[Your goal]: Your task is to locate every line holding the string "this" and to copy each of them.

[Input]:
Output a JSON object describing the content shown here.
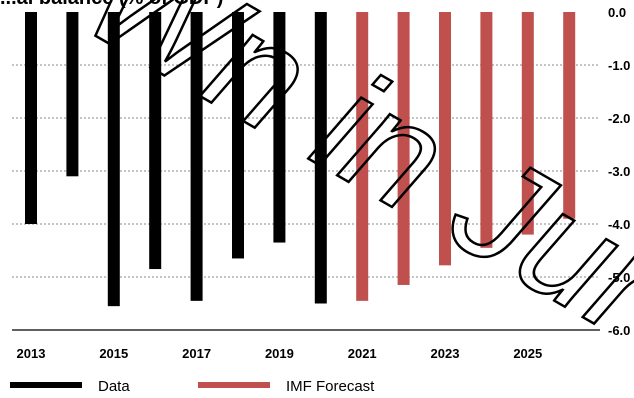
{
  "chart_data": {
    "type": "bar",
    "title": "...al balance (% of GDP)",
    "x": [
      2013,
      2014,
      2015,
      2016,
      2017,
      2018,
      2019,
      2020,
      2021,
      2022,
      2023,
      2024,
      2025,
      2026
    ],
    "x_tick_labels": [
      "2013",
      "2015",
      "2017",
      "2019",
      "2021",
      "2023",
      "2025"
    ],
    "y_tick_labels": [
      "0.0",
      "-1.0",
      "-2.0",
      "-3.0",
      "-4.0",
      "-5.0",
      "-6.0"
    ],
    "ylim": [
      -6,
      0
    ],
    "y_axis_side": "right",
    "grid": "horizontal dashed",
    "legend_position": "bottom-left",
    "series": [
      {
        "name": "Data",
        "color": "#000000",
        "x": [
          2013,
          2014,
          2015,
          2016,
          2017,
          2018,
          2019,
          2020
        ],
        "values": [
          -4.0,
          -3.1,
          -5.55,
          -4.85,
          -5.45,
          -4.65,
          -4.35,
          -5.5
        ]
      },
      {
        "name": "IMF Forecast",
        "color": "#c0504d",
        "x": [
          2021,
          2022,
          2023,
          2024,
          2025,
          2026
        ],
        "values": [
          -5.45,
          -5.15,
          -4.78,
          -4.45,
          -4.2,
          -3.9
        ]
      }
    ]
  },
  "watermark": {
    "text": "Wn in Jur"
  }
}
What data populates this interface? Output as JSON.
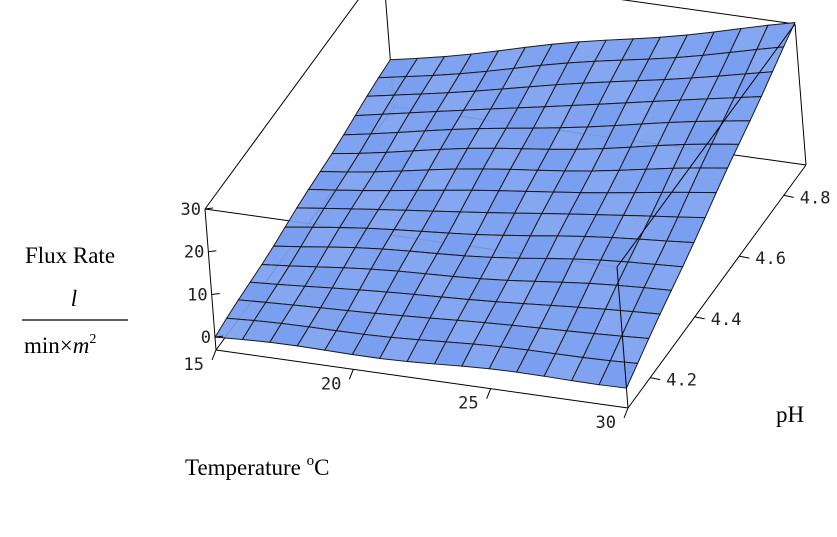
{
  "chart_data": {
    "type": "surface",
    "zlabel": {
      "line1": "Flux Rate",
      "numerator": "l",
      "denominator": "min×",
      "denominator_var": "m",
      "denominator_exp": "2"
    },
    "xlabel": {
      "text": "Temperature ",
      "sup": "o",
      "unit": "C"
    },
    "ylabel": "pH",
    "x_ticks": [
      "15",
      "20",
      "25",
      "30"
    ],
    "y_ticks": [
      "4.2",
      "4.4",
      "4.6",
      "4.8"
    ],
    "z_ticks": [
      "0",
      "10",
      "20",
      "30"
    ],
    "xlim": [
      15,
      30
    ],
    "ylim": [
      4.1,
      4.9
    ],
    "zlim": [
      -3,
      30
    ],
    "grid_resolution": 15,
    "surface": {
      "description": "flux rate increases with temperature and with pH",
      "corner_values": {
        "T15_pH4.1": 0.0,
        "T30_pH4.1": 2.0,
        "T15_pH4.9": 8.0,
        "T30_pH4.9": 30.0
      }
    },
    "surface_color": "#7b9ff0",
    "mesh_color": "#1a1a1a"
  }
}
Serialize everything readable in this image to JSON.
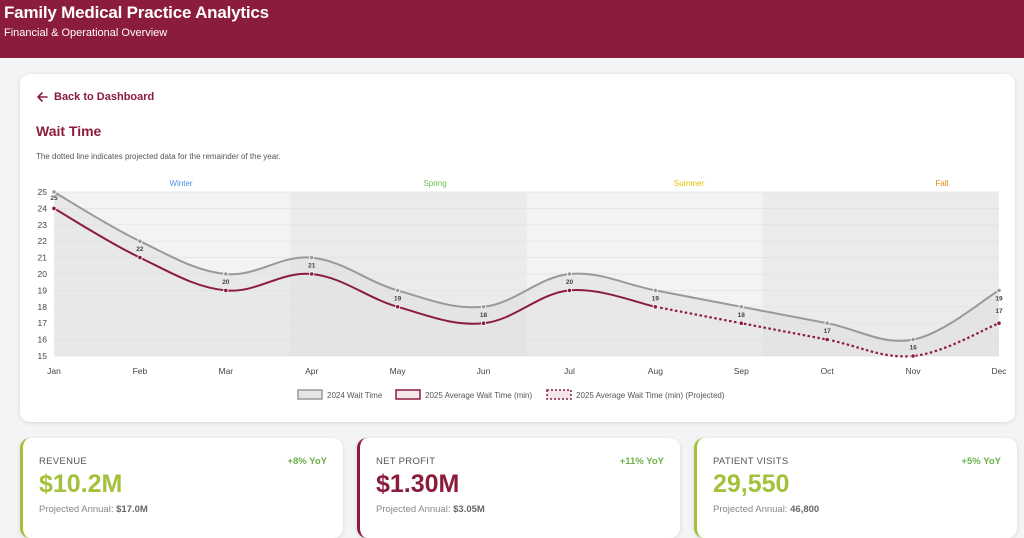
{
  "header": {
    "title": "Family Medical Practice Analytics",
    "subtitle": "Financial & Operational Overview"
  },
  "nav": {
    "back_label": "Back to Dashboard"
  },
  "page": {
    "title": "Wait Time",
    "note": "The dotted line indicates projected data for the remainder of the year."
  },
  "chart_data": {
    "type": "line",
    "categories": [
      "Jan",
      "Feb",
      "Mar",
      "Apr",
      "May",
      "Jun",
      "Jul",
      "Aug",
      "Sep",
      "Oct",
      "Nov",
      "Dec"
    ],
    "ylim": [
      15,
      25
    ],
    "yticks": [
      15,
      16,
      17,
      18,
      19,
      20,
      21,
      22,
      23,
      24,
      25
    ],
    "seasons": [
      "Winter",
      "Spring",
      "Summer",
      "Fall"
    ],
    "season_colors": [
      "#4a90e2",
      "#6bc04b",
      "#e5c000",
      "#e08a00"
    ],
    "series": [
      {
        "name": "2024 Wait Time",
        "values": [
          25,
          22,
          20,
          21,
          19,
          18,
          20,
          19,
          18,
          17,
          16,
          19
        ],
        "color": "#999999"
      },
      {
        "name": "2025 Average Wait Time (min)",
        "values": [
          24,
          21,
          19,
          20,
          18,
          17,
          19,
          18,
          null,
          null,
          null,
          null
        ],
        "color": "#8c1c3b"
      },
      {
        "name": "2025 Average Wait Time (min) (Projected)",
        "values": [
          null,
          null,
          null,
          null,
          null,
          null,
          null,
          18,
          17,
          16,
          15,
          17
        ],
        "color": "#8c1c3b",
        "dashed": true
      }
    ],
    "grid": true,
    "legend_position": "bottom"
  },
  "kpis": [
    {
      "label": "REVENUE",
      "yoy": "+8% YoY",
      "value": "$10.2M",
      "projected_label": "Projected Annual:",
      "projected_value": "$17.0M"
    },
    {
      "label": "NET PROFIT",
      "yoy": "+11% YoY",
      "value": "$1.30M",
      "projected_label": "Projected Annual:",
      "projected_value": "$3.05M"
    },
    {
      "label": "PATIENT VISITS",
      "yoy": "+5% YoY",
      "value": "29,550",
      "projected_label": "Projected Annual:",
      "projected_value": "46,800"
    }
  ]
}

[Result]:
What data populates this interface? Output as JSON.
Serialize everything readable in this image to JSON.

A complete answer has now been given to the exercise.